* Teks Sumber *
________________________

Tradisi Diskusi Ala Santri

Bahtsu Masail, Kitab Klasik Sebagai Rujukan


MEMBACA NASKAH ARAB – Pemandu diskusi ala santri atau biasa disebut bahtsu masail, sedang membacakan teks naskah Arab Gundul yang akan dibahas secara bersama-sama, di sebuah masjid di Pesantren Al-Husna, Kecamatan Pontianak Utara. Kegiatan tersebut guna membahasa materi Muktamar NU ke-33, di Jombang, Agustus mendatang. UMAR FARUQ

Seorang pria berkopiah dan bersarung duduk bersimpuh di depan beberapa orang lainnya, untuk membacakan lembar demi lembar naskah yang bertuliskan Arab gundul, pagi itu di sebuah masjid di area pesantren Al-Husna, Jalan Parit Nanas, Kecamatan Pontianak Utara, Kota Pontianak, Minggu (26/7).
Gaya berpakaian yang khas dan melihat cara membacanya, pria tersebut bisa dipastikan pernah nyantri lantaran membaca tulisan Arab tanpa harakat (tanda baca), sangat lancar keluar dari lisannya.
Adalah Nuralam, Ketua Tanfidz Pengurus Cabang Nahdlatul Ulama (PCNU) Kota Pontianak, yang sedang membacakan tulisan Arab tanpa harakat, di sebuah acara yang disebut bahtsu masail.
“Tidak semua orang bisa membaca tulisan Arab, apalagi tanpa harakat. Tentu sulit bagi mereka yang belum pernah belajar. Tapi bagi santri terutama di pesantren salafi, hal itu bukanlah sesuatu yang sulit. Karena para santri diajarkan ilmu alat yaitu nahwu dan sharraf, guna membantu dalam belajar membaca tulisan Arab gundul,”ujar Nuralam.

________________________

* Tantangan *
**A)** Jawablah pertanyaan berikut berdasarkan teks tentang bahtsu masail.
(i) Di pesantren mana kegiatan membaca naskah itu berlangsung?
(ii) Apa jabatan Nuralam?
(iii) Ilmu alat apa yang diajarkan kepada para santri?
**B)** Teruskan teks tentang tradisi bahtsu masail ini, mulai setelah kalimat terakhirnya.

________________________

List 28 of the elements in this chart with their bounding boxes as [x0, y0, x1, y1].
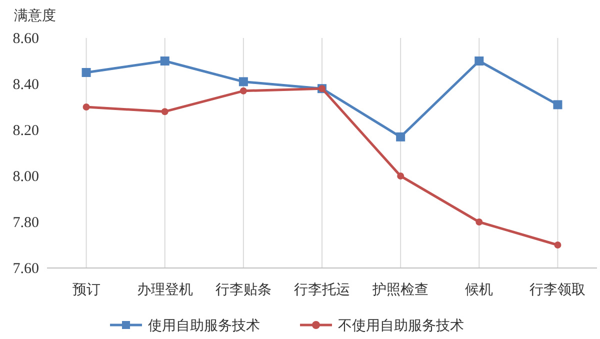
x-tick-label: 预订: [72, 282, 100, 298]
y-tick-label: 8.60: [12, 31, 39, 47]
legend-label: 使用自助服务技术: [148, 318, 260, 334]
x-tick-label: 办理登机: [136, 282, 193, 298]
point: [476, 218, 483, 226]
x-tick-label: 候机: [465, 282, 494, 298]
y-tick-label: 7.80: [12, 215, 39, 231]
point: [554, 242, 562, 248]
point: [161, 108, 168, 116]
point: [82, 68, 91, 77]
legend-label: 不使用自助服务技术: [338, 318, 464, 334]
point: [397, 172, 404, 180]
point: [396, 132, 406, 142]
point: [160, 56, 170, 66]
point: [238, 77, 248, 86]
y-tick-label: 8.40: [12, 77, 39, 93]
y-tick-label: 8.00: [12, 169, 39, 185]
y-tick-label: 8.20: [12, 123, 39, 139]
point: [240, 87, 247, 94]
x-tick-label: 行李贴条: [215, 282, 272, 298]
x-tick-label: 行李领取: [530, 282, 586, 298]
point: [82, 104, 90, 110]
point: [553, 100, 562, 110]
y-tick-label: 7.60: [12, 261, 39, 277]
y-axis-title: 满意度: [14, 8, 56, 24]
x-tick-label: 护照检查: [372, 282, 429, 298]
x-tick-label: 行李托运: [294, 282, 350, 298]
point: [474, 56, 484, 66]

________________________

* Jawaban Latihan *
**A)**
(i) Pesantren Al-Husna, Jalan Parit Nanas, Kecamatan Pontianak Utara, Kota Pontianak.
(ii) Ketua Tanfidz Pengurus Cabang Nahdlatul Ulama (PCNU) Kota Pontianak.
(iii) Nahwu dan sharraf.

**B)**
Kegiatan yang identik dengan diskusi atau musyawarah ini, diselenggarakan oleh Lakpesdam (Lembaga Kajian dan Pengembangan Sumber Daya Manusia) NU Kota Pontianak, guna membahas materi Muktamar NU ke-33, di Jombang, Jawa Timur, Agustus Mendatang.
Menurut Nuralam, yang membedakan diskusi pada umunya dengan bahtsu masail yakni dalam menggunakan rujukan dan kondisi yang berlangsung dalam forum tersebut.
“Kalau kita melihat, tidak jarang diskusi sering terjadi debat kusir. Tapi kalau di bahtsu masail, itu jarang terjadi. Santri punya etika dalam diskusi, tidak akan terjadi perdebatan karena rujukaannya sama, yaitu kitab-kitab klasik karangan ulama Ahlussunnah wal jamaah,” terangnya.
Bahtsu masail menurut Nuralam, suatu kegiatan yang kerap dilakukan oleh orang-orang pesantren dengan eksistensi yaitu memecahkan sebuah masalah baik itu yang sudah terungkap dalam kitab salaf atau masalah-masalah kekinian yang belum terdeteksi hukumnya.
“Bahtsu Masail adalah sejenis musyawarah atau diskusi dalam tataran yang lebih tinggi dan kompleks karena melibatkan banyak delegasi dari berbagai kalangan. Kegiatan ini sangat akrab di kalangan NU,” terangnya.
Ketua Lakpesdam NU Kota Pontianak Hasan Basri menuturkan, kegiatan bahtsu masail ini bertujuan meningkatkan kualitas daya pemikian santri dan menghidupkan lagi jejak ulama salaf dalam menyikapi setiap permasalahan yang muncul di masyarakat.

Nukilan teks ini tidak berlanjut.